• _Source material_:

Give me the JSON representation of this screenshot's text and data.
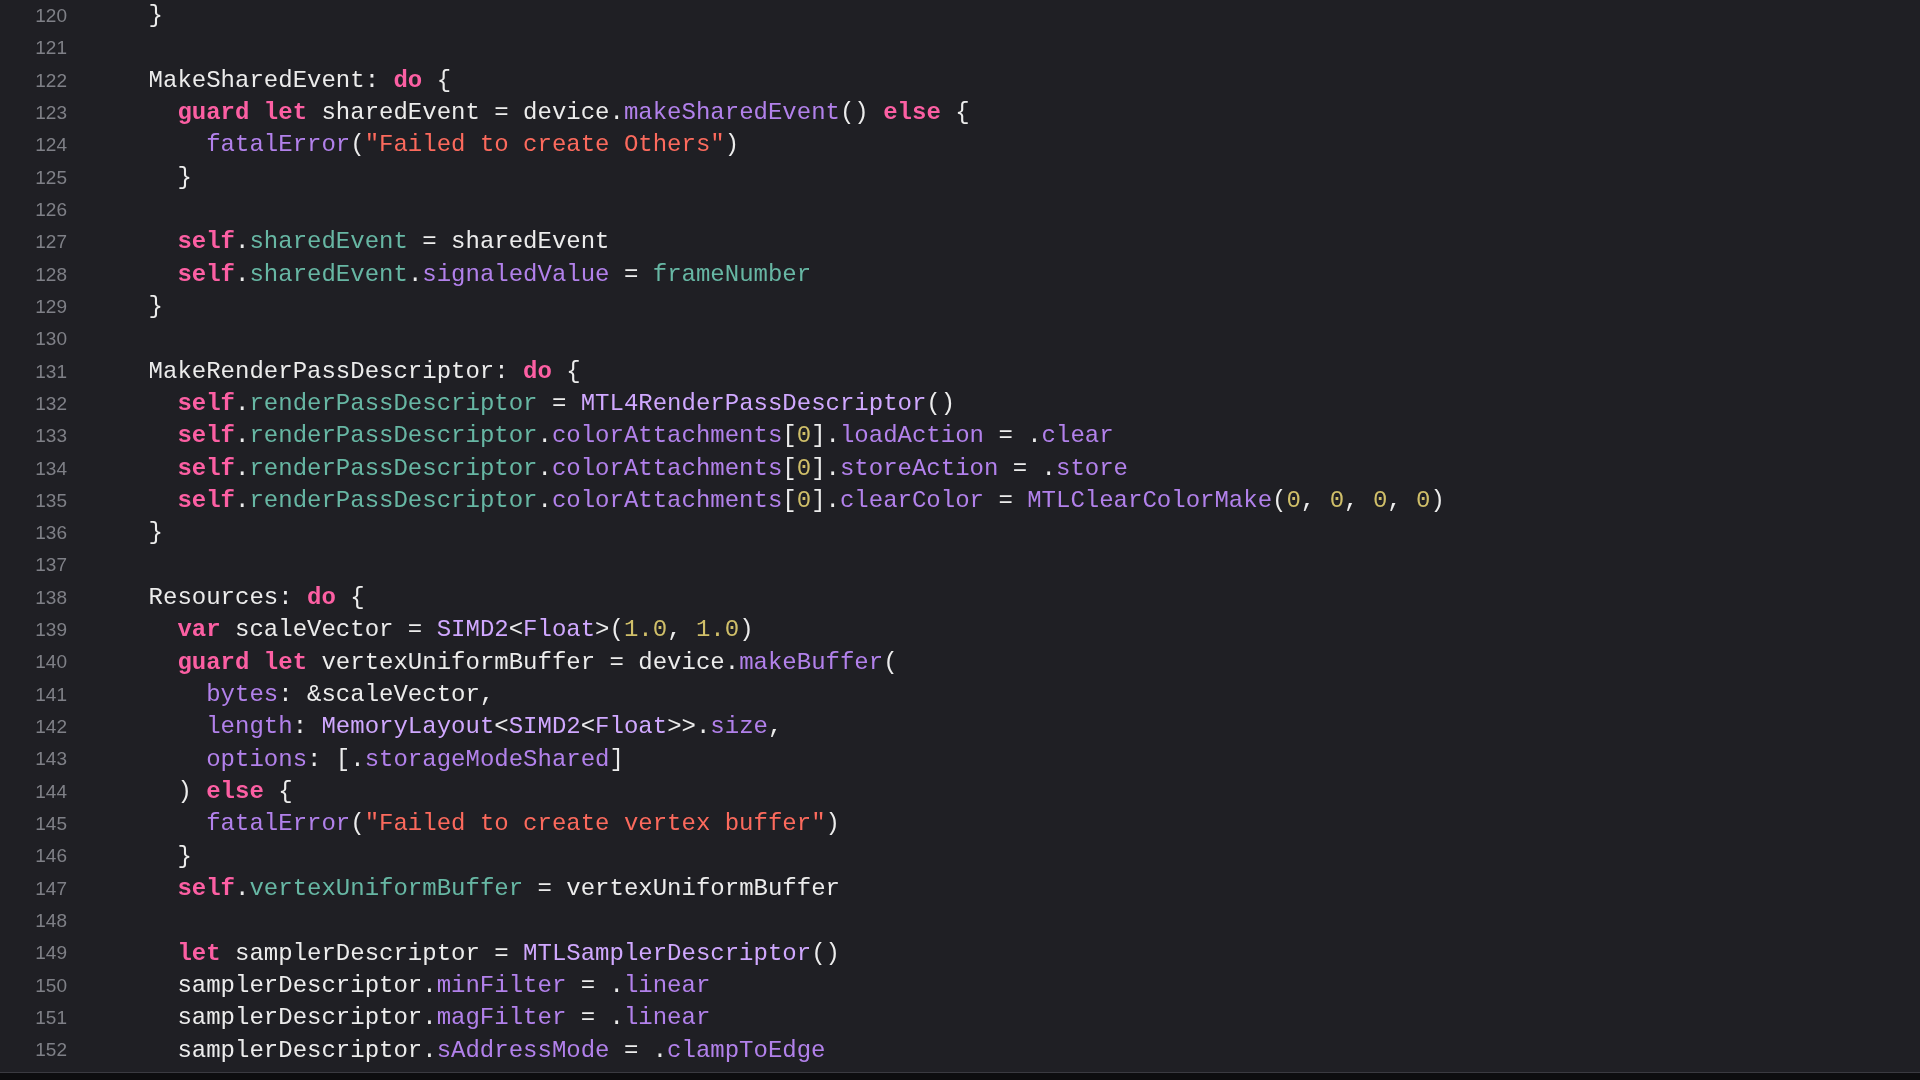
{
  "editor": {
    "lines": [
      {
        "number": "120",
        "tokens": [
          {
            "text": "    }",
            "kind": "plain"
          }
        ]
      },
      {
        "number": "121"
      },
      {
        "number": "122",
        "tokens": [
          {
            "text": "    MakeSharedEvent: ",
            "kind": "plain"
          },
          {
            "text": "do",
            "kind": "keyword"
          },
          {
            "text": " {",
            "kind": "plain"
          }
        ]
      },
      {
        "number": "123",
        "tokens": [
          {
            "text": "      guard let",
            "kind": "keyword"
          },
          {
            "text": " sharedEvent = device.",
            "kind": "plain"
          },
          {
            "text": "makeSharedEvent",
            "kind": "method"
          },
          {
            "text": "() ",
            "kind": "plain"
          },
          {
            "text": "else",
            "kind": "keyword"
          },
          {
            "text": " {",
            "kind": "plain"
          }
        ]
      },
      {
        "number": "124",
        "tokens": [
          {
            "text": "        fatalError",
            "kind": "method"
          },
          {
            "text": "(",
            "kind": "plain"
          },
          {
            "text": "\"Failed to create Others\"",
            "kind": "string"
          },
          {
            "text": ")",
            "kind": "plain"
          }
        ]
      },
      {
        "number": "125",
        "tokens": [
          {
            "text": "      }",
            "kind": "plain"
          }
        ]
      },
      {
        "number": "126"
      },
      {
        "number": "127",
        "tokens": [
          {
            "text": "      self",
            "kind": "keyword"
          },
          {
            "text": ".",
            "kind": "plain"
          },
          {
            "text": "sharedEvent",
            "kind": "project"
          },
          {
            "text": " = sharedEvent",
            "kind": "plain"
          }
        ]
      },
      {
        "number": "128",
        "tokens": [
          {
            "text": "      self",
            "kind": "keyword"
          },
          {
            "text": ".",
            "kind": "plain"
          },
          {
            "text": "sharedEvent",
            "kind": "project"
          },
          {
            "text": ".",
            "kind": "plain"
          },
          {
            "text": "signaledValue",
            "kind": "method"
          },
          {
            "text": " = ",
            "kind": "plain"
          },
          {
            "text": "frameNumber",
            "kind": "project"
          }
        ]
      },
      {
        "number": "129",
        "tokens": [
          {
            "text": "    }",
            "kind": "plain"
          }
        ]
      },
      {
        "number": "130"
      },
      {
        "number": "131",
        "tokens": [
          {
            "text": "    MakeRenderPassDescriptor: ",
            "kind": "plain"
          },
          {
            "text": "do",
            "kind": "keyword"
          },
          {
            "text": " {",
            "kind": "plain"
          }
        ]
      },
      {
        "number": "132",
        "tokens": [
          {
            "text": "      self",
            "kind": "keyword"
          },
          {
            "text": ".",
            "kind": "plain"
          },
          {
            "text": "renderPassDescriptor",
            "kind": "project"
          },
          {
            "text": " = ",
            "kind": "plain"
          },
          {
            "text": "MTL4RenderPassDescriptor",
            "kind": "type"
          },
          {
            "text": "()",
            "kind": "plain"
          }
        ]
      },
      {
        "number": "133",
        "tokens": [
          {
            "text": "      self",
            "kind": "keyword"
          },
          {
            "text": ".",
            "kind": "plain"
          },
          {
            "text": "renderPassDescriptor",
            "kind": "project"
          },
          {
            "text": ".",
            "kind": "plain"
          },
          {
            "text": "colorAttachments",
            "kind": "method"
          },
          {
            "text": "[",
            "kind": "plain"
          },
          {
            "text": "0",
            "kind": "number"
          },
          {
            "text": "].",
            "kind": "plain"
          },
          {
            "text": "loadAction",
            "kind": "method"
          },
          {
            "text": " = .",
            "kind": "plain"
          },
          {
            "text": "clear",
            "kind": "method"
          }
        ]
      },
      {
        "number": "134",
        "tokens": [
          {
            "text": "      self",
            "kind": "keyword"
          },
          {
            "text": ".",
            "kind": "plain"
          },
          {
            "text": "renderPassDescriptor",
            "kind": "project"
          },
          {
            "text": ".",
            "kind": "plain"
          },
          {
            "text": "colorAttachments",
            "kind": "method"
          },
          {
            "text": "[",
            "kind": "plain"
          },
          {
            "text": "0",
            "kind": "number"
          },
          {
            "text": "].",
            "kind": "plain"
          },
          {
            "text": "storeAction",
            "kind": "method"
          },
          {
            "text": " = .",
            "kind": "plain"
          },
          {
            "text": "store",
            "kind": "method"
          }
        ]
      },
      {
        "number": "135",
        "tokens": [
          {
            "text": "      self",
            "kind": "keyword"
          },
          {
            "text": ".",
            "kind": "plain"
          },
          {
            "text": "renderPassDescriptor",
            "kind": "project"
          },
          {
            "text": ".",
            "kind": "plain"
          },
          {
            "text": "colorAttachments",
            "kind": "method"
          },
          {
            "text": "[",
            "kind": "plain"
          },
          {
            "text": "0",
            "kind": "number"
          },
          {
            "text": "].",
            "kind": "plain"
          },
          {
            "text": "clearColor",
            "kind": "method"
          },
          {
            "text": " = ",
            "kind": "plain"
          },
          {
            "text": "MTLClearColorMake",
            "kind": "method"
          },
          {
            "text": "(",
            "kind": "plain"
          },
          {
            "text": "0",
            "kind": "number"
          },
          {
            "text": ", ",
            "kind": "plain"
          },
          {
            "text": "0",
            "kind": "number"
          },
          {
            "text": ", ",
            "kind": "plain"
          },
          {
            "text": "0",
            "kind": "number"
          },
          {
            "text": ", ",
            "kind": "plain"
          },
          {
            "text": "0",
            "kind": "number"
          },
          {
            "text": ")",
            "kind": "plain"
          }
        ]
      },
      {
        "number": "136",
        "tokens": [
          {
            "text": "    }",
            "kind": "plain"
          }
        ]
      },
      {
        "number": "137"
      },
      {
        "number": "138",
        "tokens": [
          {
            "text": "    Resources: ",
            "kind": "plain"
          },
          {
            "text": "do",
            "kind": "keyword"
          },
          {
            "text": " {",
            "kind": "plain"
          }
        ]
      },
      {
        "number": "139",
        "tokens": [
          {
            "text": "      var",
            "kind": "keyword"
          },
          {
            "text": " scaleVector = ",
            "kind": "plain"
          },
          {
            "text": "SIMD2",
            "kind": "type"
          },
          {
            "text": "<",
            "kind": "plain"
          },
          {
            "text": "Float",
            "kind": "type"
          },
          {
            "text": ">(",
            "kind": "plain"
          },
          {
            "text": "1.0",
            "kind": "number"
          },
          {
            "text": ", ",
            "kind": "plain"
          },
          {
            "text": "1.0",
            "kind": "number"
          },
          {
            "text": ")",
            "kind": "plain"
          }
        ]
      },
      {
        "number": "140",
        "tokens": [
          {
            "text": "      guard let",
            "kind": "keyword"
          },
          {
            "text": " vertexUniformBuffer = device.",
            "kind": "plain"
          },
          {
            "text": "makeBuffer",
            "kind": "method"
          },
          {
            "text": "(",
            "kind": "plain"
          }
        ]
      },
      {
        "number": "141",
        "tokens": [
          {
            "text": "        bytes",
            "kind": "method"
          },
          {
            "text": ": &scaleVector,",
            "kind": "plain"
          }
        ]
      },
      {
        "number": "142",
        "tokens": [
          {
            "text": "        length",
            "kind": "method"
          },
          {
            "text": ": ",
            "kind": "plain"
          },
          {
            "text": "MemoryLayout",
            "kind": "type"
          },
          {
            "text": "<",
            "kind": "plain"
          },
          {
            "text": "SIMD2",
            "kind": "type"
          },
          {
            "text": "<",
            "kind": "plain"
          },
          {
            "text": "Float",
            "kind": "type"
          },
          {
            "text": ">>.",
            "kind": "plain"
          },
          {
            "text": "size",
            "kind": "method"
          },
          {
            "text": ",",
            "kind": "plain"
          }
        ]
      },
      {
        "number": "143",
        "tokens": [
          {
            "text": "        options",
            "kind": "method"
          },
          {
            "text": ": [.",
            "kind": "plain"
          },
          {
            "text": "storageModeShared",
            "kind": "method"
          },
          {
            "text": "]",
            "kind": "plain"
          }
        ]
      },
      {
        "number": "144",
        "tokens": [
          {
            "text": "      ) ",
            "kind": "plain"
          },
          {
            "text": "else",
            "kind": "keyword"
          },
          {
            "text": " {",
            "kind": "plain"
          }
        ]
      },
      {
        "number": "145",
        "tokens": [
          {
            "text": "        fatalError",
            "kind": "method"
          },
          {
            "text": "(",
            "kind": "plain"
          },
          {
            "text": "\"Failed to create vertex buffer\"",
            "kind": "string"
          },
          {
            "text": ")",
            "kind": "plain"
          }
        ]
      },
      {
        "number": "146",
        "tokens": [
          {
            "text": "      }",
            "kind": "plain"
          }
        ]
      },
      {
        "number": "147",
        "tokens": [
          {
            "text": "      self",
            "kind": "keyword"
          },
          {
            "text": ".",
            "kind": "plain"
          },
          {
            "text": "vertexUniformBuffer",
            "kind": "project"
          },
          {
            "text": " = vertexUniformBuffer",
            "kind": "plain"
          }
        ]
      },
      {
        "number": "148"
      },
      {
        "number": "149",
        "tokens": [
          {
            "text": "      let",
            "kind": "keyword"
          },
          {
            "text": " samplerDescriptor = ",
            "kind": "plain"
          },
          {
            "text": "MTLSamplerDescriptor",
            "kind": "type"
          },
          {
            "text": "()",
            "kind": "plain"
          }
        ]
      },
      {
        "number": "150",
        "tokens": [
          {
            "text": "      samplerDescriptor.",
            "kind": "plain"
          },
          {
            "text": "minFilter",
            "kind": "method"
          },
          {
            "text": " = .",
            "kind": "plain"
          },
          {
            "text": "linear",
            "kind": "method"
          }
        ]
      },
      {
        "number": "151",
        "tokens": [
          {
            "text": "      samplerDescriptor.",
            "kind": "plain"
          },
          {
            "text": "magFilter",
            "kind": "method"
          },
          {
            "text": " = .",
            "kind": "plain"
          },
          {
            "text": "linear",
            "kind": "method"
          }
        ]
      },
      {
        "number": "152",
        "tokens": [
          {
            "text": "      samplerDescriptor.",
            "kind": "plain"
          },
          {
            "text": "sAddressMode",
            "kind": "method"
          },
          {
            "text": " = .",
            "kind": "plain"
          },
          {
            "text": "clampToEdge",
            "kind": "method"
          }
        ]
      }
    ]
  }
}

• _What the exercise asks_: Pick out and copy every line that contains the word "scaleVector".

• _Answer for the task_:
            "text": " scaleVector = ",
            "text": ": &scaleVector,",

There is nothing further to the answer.